>> begin

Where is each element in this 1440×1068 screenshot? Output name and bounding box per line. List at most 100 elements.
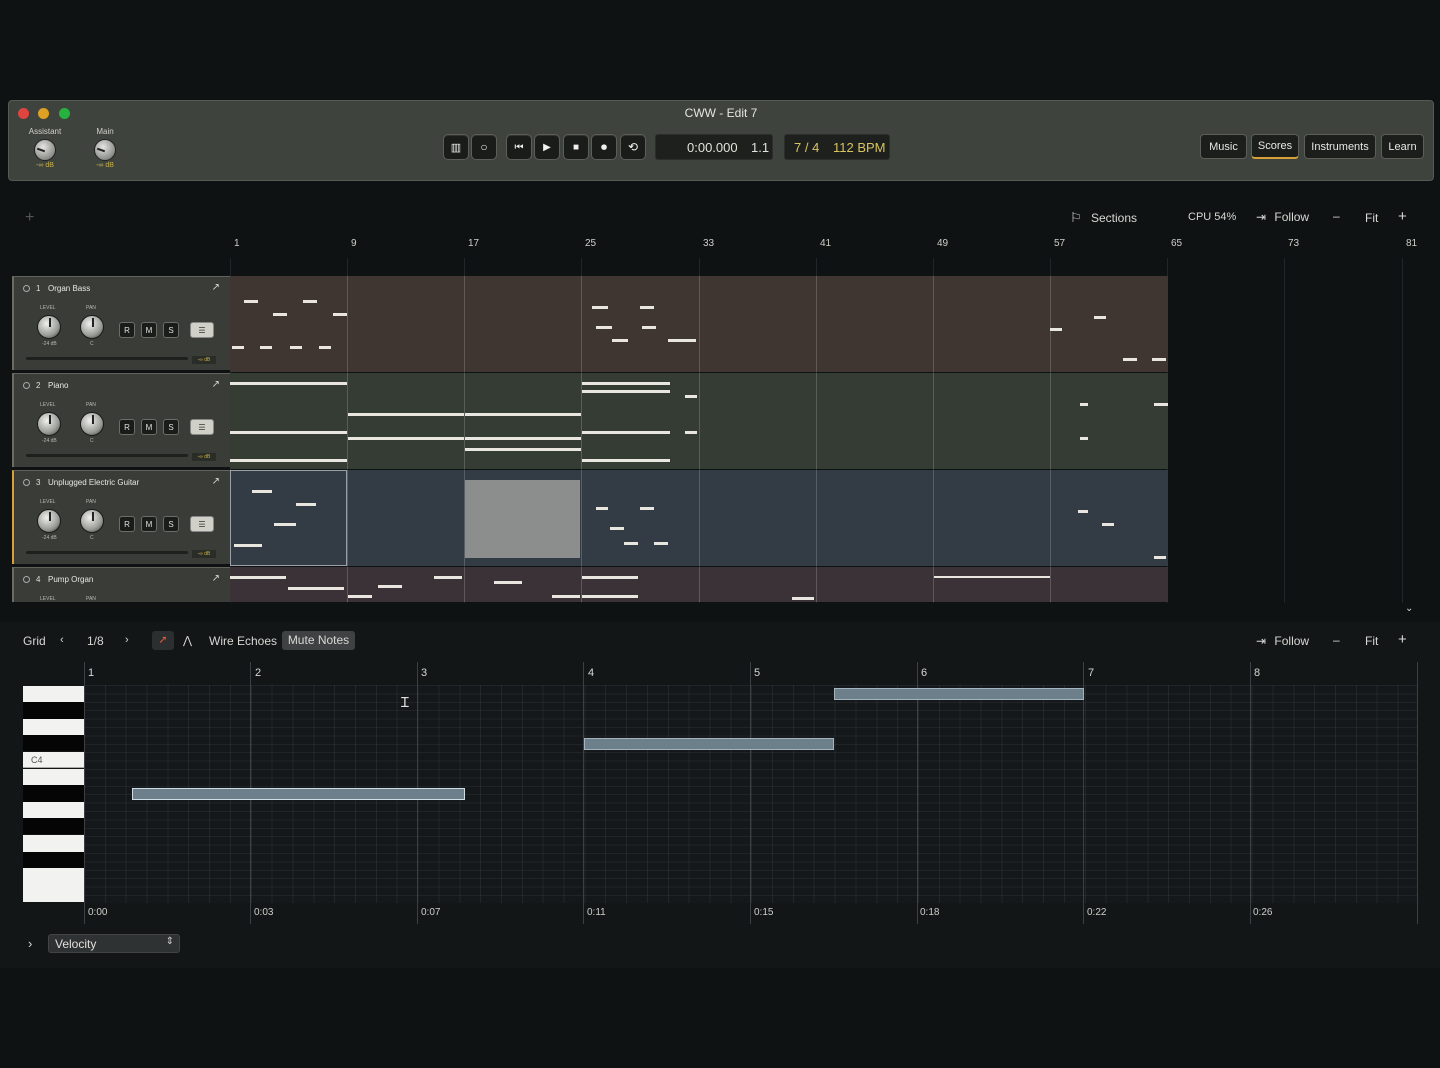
track-header-unplugged-electric-guitar[interactable]: 3 Unplugged Electric Guitar ↗ LEVEL PAN … [12, 470, 230, 564]
track-db-readout: -∞ dB [192, 453, 216, 461]
piano-key-c4[interactable]: C4 [23, 752, 84, 768]
piano-key[interactable] [23, 785, 84, 802]
record-arm-button[interactable]: R [119, 322, 135, 338]
expand-lane-chevron-icon[interactable]: › [28, 936, 32, 951]
fit-button[interactable]: Fit [1365, 211, 1378, 225]
stop-button[interactable]: ■ [563, 134, 589, 160]
mode-learn-button[interactable]: Learn [1381, 134, 1424, 159]
lane-piano[interactable] [230, 373, 1168, 469]
expand-arrow-icon[interactable]: ↗ [212, 379, 220, 390]
grid-next-chevron-icon[interactable]: › [125, 634, 129, 646]
piano-key[interactable] [23, 852, 84, 868]
grid-value[interactable]: 1/8 [87, 634, 104, 648]
track-select-dot[interactable] [23, 479, 30, 486]
volume-fader[interactable] [26, 357, 188, 360]
skip-back-icon: ⏮ [514, 141, 524, 153]
pan-label: PAN [86, 499, 96, 505]
grid-prev-chevron-icon[interactable]: ‹ [60, 634, 64, 646]
solo-button[interactable]: S [163, 516, 179, 532]
piano-key[interactable] [23, 818, 84, 834]
wire-echoes-button[interactable]: Wire Echoes [209, 634, 277, 648]
record-arm-button[interactable]: R [119, 419, 135, 435]
metronome-button[interactable]: ○ [471, 134, 497, 160]
record-button[interactable]: ⏺ [591, 134, 617, 160]
midi-note[interactable] [132, 788, 465, 800]
track-number: 4 [36, 575, 41, 584]
pan-knob[interactable] [80, 412, 104, 436]
piano-key[interactable] [23, 868, 84, 902]
midi-note[interactable] [584, 738, 834, 750]
main-volume-knob[interactable] [94, 139, 116, 161]
piano-key[interactable] [23, 735, 84, 751]
track-settings-button[interactable]: ☰ [190, 322, 214, 338]
track-header-pump-organ[interactable]: 4 Pump Organ ↗ LEVEL PAN [12, 567, 230, 602]
mute-notes-button[interactable]: Mute Notes [282, 631, 355, 650]
zoom-out-button[interactable]: – [1333, 209, 1340, 223]
mode-instruments-button[interactable]: Instruments [1304, 134, 1376, 159]
record-arm-button[interactable]: R [119, 516, 135, 532]
lane-type-select[interactable]: Velocity ⇕ [48, 934, 180, 953]
play-button[interactable]: ▶ [534, 134, 560, 160]
loop-button[interactable]: ⟲ [620, 134, 646, 160]
lane-pump-organ[interactable] [230, 567, 1168, 602]
ruler-mark: 33 [703, 238, 715, 249]
volume-fader[interactable] [26, 551, 188, 554]
level-knob[interactable] [37, 315, 61, 339]
chevron-down-icon[interactable]: ⌄ [1405, 603, 1413, 614]
sections-button[interactable]: ⚐ Sections [1070, 210, 1137, 226]
selected-clip-outline[interactable] [230, 470, 347, 566]
lane-organ-bass[interactable] [230, 276, 1168, 372]
follow-button[interactable]: ⇥ Follow [1256, 210, 1309, 224]
track-header-piano[interactable]: 2 Piano ↗ LEVEL PAN -24 dB C R M S ☰ -∞ … [12, 373, 230, 467]
track-select-dot[interactable] [23, 382, 30, 389]
expand-arrow-icon[interactable]: ↗ [212, 282, 220, 293]
track-db-readout: -∞ dB [192, 550, 216, 558]
zoom-in-button[interactable]: + [1398, 208, 1407, 225]
pointer-tool-icon[interactable]: ➚ [152, 631, 174, 650]
level-knob[interactable] [37, 412, 61, 436]
track-select-dot[interactable] [23, 285, 30, 292]
piano-key[interactable] [23, 769, 84, 785]
volume-fader[interactable] [26, 454, 188, 457]
pan-value: C [90, 438, 94, 444]
lane-unplugged-electric-guitar[interactable] [230, 470, 1168, 566]
mute-button[interactable]: M [141, 419, 157, 435]
rewind-button[interactable]: ⏮ [506, 134, 532, 160]
midi-note[interactable] [834, 688, 1084, 700]
tempo-display[interactable]: 7 / 4 112 BPM [784, 134, 890, 160]
editor-fit-button[interactable]: Fit [1365, 634, 1378, 648]
piano-key[interactable] [23, 702, 84, 719]
window-title: CWW - Edit 7 [684, 106, 758, 120]
sliders-icon: ☰ [198, 325, 206, 335]
solo-button[interactable]: S [163, 322, 179, 338]
track-settings-button[interactable]: ☰ [190, 419, 214, 435]
mode-scores-button[interactable]: Scores [1251, 134, 1299, 159]
track-header-organ-bass[interactable]: 1 Organ Bass ↗ LEVEL PAN -24 dB C R M S … [12, 276, 230, 370]
mode-music-button[interactable]: Music [1200, 134, 1247, 159]
ruler-mark: 9 [351, 238, 357, 249]
expand-arrow-icon[interactable]: ↗ [212, 476, 220, 487]
ruler-mark: 41 [820, 238, 832, 249]
piano-key[interactable] [23, 686, 84, 702]
piano-key[interactable] [23, 835, 84, 852]
pan-knob[interactable] [80, 509, 104, 533]
level-label: LEVEL [40, 596, 56, 602]
stop-icon: ■ [572, 141, 580, 153]
track-select-dot[interactable] [23, 576, 30, 583]
mute-button[interactable]: M [141, 322, 157, 338]
track-settings-button[interactable]: ☰ [190, 516, 214, 532]
editor-zoom-out-button[interactable]: – [1333, 633, 1340, 647]
level-knob[interactable] [37, 509, 61, 533]
editor-zoom-in-button[interactable]: + [1398, 631, 1407, 648]
solo-button[interactable]: S [163, 419, 179, 435]
keyboard-button[interactable]: ▥ [443, 134, 469, 160]
assistant-volume-knob[interactable] [34, 139, 56, 161]
editor-follow-button[interactable]: ⇥ Follow [1256, 634, 1309, 648]
pencil-tool-icon[interactable]: ⋀ [183, 634, 192, 647]
add-track-button[interactable]: + [25, 209, 34, 227]
mute-button[interactable]: M [141, 516, 157, 532]
expand-arrow-icon[interactable]: ↗ [212, 573, 220, 584]
piano-key[interactable] [23, 802, 84, 818]
piano-key[interactable] [23, 719, 84, 735]
pan-knob[interactable] [80, 315, 104, 339]
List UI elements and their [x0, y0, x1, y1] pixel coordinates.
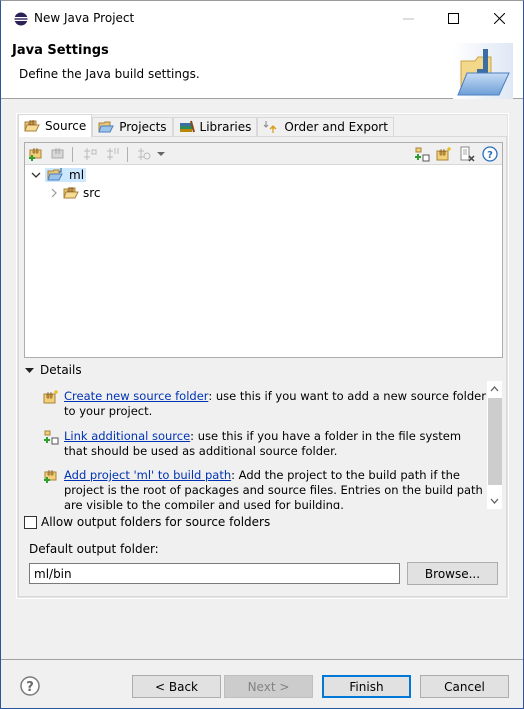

>> end

**Problem details**. Extract every line of the records above verbatim, from the first through the last, and omit the pictures from your answer.

**Correct result**.
Where is each element in this 1440×1068 screenshot? Output name and bounding box per line. List at most 100 elements.
track-header-unplugged-electric-guitar[interactable]: 3 Unplugged Electric Guitar ↗ LEVEL PAN … [12, 470, 230, 564]
track-db-readout: -∞ dB [192, 453, 216, 461]
piano-key-c4[interactable]: C4 [23, 752, 84, 768]
piano-key[interactable] [23, 785, 84, 802]
record-arm-button[interactable]: R [119, 322, 135, 338]
expand-lane-chevron-icon[interactable]: › [28, 936, 32, 951]
fit-button[interactable]: Fit [1365, 211, 1378, 225]
stop-button[interactable]: ■ [563, 134, 589, 160]
mode-learn-button[interactable]: Learn [1381, 134, 1424, 159]
lane-piano[interactable] [230, 373, 1168, 469]
expand-arrow-icon[interactable]: ↗ [212, 379, 220, 390]
grid-next-chevron-icon[interactable]: › [125, 634, 129, 646]
piano-key[interactable] [23, 852, 84, 868]
grid-value[interactable]: 1/8 [87, 634, 104, 648]
track-select-dot[interactable] [23, 479, 30, 486]
volume-fader[interactable] [26, 357, 188, 360]
skip-back-icon: ⏮ [514, 141, 524, 153]
pan-label: PAN [86, 499, 96, 505]
grid-prev-chevron-icon[interactable]: ‹ [60, 634, 64, 646]
solo-button[interactable]: S [163, 516, 179, 532]
piano-key[interactable] [23, 818, 84, 834]
wire-echoes-button[interactable]: Wire Echoes [209, 634, 277, 648]
record-arm-button[interactable]: R [119, 419, 135, 435]
metronome-button[interactable]: ○ [471, 134, 497, 160]
record-button[interactable]: ⏺ [591, 134, 617, 160]
midi-note[interactable] [132, 788, 465, 800]
track-number: 4 [36, 575, 41, 584]
pan-knob[interactable] [80, 412, 104, 436]
piano-key[interactable] [23, 868, 84, 902]
midi-note[interactable] [584, 738, 834, 750]
main-volume-knob[interactable] [94, 139, 116, 161]
piano-key[interactable] [23, 735, 84, 751]
track-settings-button[interactable]: ☰ [190, 322, 214, 338]
track-header-pump-organ[interactable]: 4 Pump Organ ↗ LEVEL PAN [12, 567, 230, 602]
mute-notes-button[interactable]: Mute Notes [282, 631, 355, 650]
zoom-out-button[interactable]: – [1333, 209, 1340, 223]
mode-instruments-button[interactable]: Instruments [1304, 134, 1376, 159]
record-arm-button[interactable]: R [119, 516, 135, 532]
lane-type-select[interactable]: Velocity ⇕ [48, 934, 180, 953]
play-button[interactable]: ▶ [534, 134, 560, 160]
loop-button[interactable]: ⟲ [620, 134, 646, 160]
lane-pump-organ[interactable] [230, 567, 1168, 602]
ruler-mark: 33 [703, 238, 715, 249]
volume-fader[interactable] [26, 551, 188, 554]
level-knob[interactable] [37, 315, 61, 339]
chevron-down-icon[interactable]: ⌄ [1405, 603, 1413, 614]
sections-button[interactable]: ⚐ Sections [1070, 210, 1137, 226]
selected-clip-outline[interactable] [230, 470, 347, 566]
lane-organ-bass[interactable] [230, 276, 1168, 372]
follow-button[interactable]: ⇥ Follow [1256, 210, 1309, 224]
track-header-piano[interactable]: 2 Piano ↗ LEVEL PAN -24 dB C R M S ☰ -∞ … [12, 373, 230, 467]
track-select-dot[interactable] [23, 382, 30, 389]
expand-arrow-icon[interactable]: ↗ [212, 282, 220, 293]
track-db-readout: -∞ dB [192, 550, 216, 558]
zoom-in-button[interactable]: + [1398, 208, 1407, 225]
pointer-tool-icon[interactable]: ➚ [152, 631, 174, 650]
level-knob[interactable] [37, 412, 61, 436]
track-select-dot[interactable] [23, 285, 30, 292]
piano-key[interactable] [23, 769, 84, 785]
volume-fader[interactable] [26, 454, 188, 457]
pan-value: C [90, 438, 94, 444]
lane-unplugged-electric-guitar[interactable] [230, 470, 1168, 566]
mute-button[interactable]: M [141, 419, 157, 435]
rewind-button[interactable]: ⏮ [506, 134, 532, 160]
midi-note[interactable] [834, 688, 1084, 700]
tempo-display[interactable]: 7 / 4 112 BPM [784, 134, 890, 160]
editor-fit-button[interactable]: Fit [1365, 634, 1378, 648]
piano-key[interactable] [23, 702, 84, 719]
window-title: CWW - Edit 7 [684, 106, 758, 120]
sliders-icon: ☰ [198, 325, 206, 335]
solo-button[interactable]: S [163, 322, 179, 338]
track-settings-button[interactable]: ☰ [190, 419, 214, 435]
mode-scores-button[interactable]: Scores [1251, 134, 1299, 159]
track-header-organ-bass[interactable]: 1 Organ Bass ↗ LEVEL PAN -24 dB C R M S … [12, 276, 230, 370]
mode-music-button[interactable]: Music [1200, 134, 1247, 159]
ruler-mark: 9 [351, 238, 357, 249]
expand-arrow-icon[interactable]: ↗ [212, 476, 220, 487]
ruler-mark: 41 [820, 238, 832, 249]
piano-key[interactable] [23, 686, 84, 702]
piano-key[interactable] [23, 835, 84, 852]
pan-knob[interactable] [80, 509, 104, 533]
level-label: LEVEL [40, 596, 56, 602]
stop-icon: ■ [572, 141, 580, 153]
track-select-dot[interactable] [23, 576, 30, 583]
mute-button[interactable]: M [141, 322, 157, 338]
track-settings-button[interactable]: ☰ [190, 516, 214, 532]
editor-zoom-out-button[interactable]: – [1333, 633, 1340, 647]
level-knob[interactable] [37, 509, 61, 533]
editor-zoom-in-button[interactable]: + [1398, 631, 1407, 648]
solo-button[interactable]: S [163, 419, 179, 435]
keyboard-button[interactable]: ▥ [443, 134, 469, 160]
assistant-volume-knob[interactable] [34, 139, 56, 161]
editor-follow-button[interactable]: ⇥ Follow [1256, 634, 1309, 648]
pencil-tool-icon[interactable]: ⋀ [183, 634, 192, 647]
add-track-button[interactable]: + [25, 209, 34, 227]
mute-button[interactable]: M [141, 516, 157, 532]
expand-arrow-icon[interactable]: ↗ [212, 573, 220, 584]
piano-key[interactable] [23, 802, 84, 818]
piano-key[interactable] [23, 719, 84, 735]
pan-knob[interactable] [80, 315, 104, 339]
List UI elements and their [x0, y0, x1, y1] pixel coordinates.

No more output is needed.